Work to be completed: Write out every row below word for word, leaving the pictures out.

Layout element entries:

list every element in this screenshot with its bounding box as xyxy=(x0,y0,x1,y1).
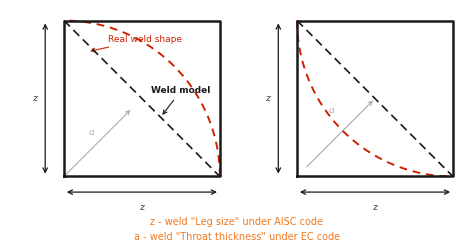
Text: z: z xyxy=(265,94,270,103)
Text: a: a xyxy=(328,106,334,116)
Text: Weld model: Weld model xyxy=(151,86,210,114)
Text: z - weld "Leg size" under AISC code: z - weld "Leg size" under AISC code xyxy=(151,217,323,227)
Text: Real weld shape: Real weld shape xyxy=(91,35,182,52)
Text: a - weld "Throat thickness" under EC code: a - weld "Throat thickness" under EC cod… xyxy=(134,232,340,242)
Text: z: z xyxy=(373,203,378,212)
Text: z: z xyxy=(32,94,37,103)
Text: a: a xyxy=(89,128,95,137)
Text: z: z xyxy=(139,203,145,212)
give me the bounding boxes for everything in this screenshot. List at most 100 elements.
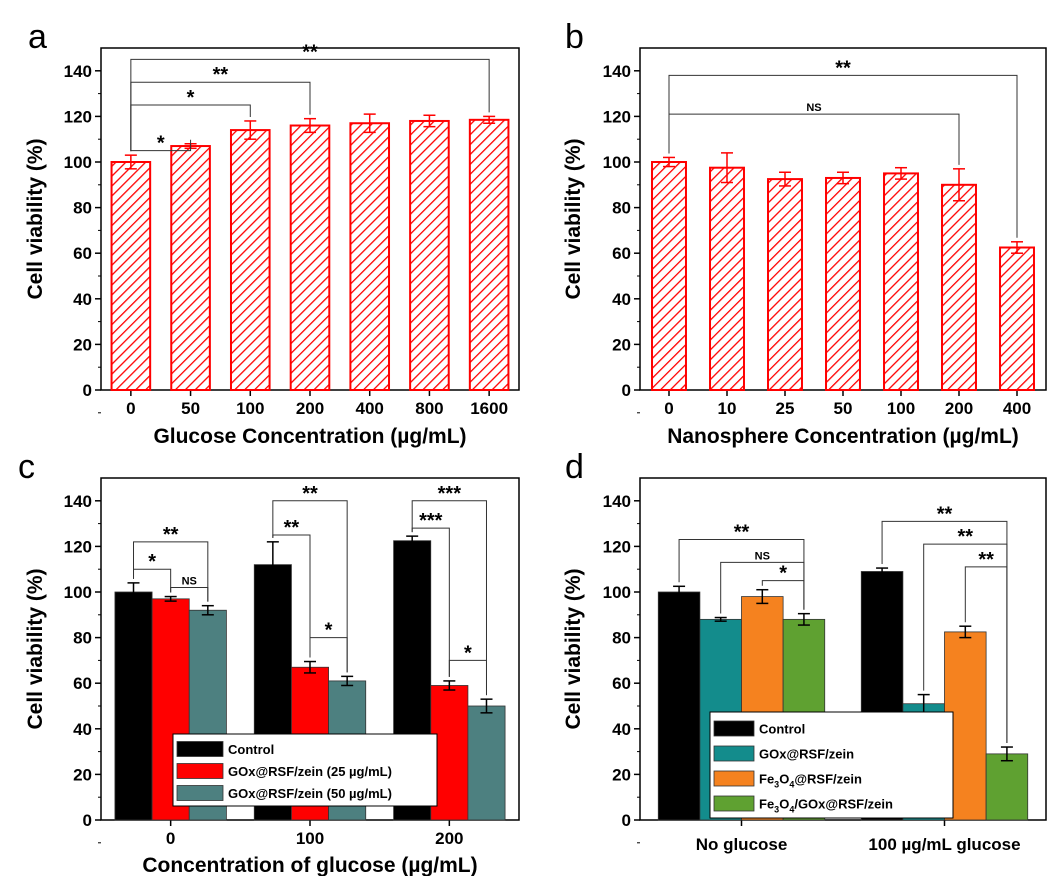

Solution below:
list every element in this screenshot with its bounding box as xyxy=(x0,y0,x1,y1).
Text: z: z xyxy=(265,94,270,103)
Text: a: a xyxy=(328,106,334,116)
Text: Weld model: Weld model xyxy=(151,86,210,114)
Text: z - weld "Leg size" under AISC code: z - weld "Leg size" under AISC code xyxy=(151,217,323,227)
Text: Real weld shape: Real weld shape xyxy=(91,35,182,52)
Text: a - weld "Throat thickness" under EC code: a - weld "Throat thickness" under EC cod… xyxy=(134,232,340,242)
Text: z: z xyxy=(373,203,378,212)
Text: z: z xyxy=(32,94,37,103)
Text: a: a xyxy=(89,128,95,137)
Text: z: z xyxy=(139,203,145,212)
give me the bounding boxes for everything in this screenshot. List at most 100 elements.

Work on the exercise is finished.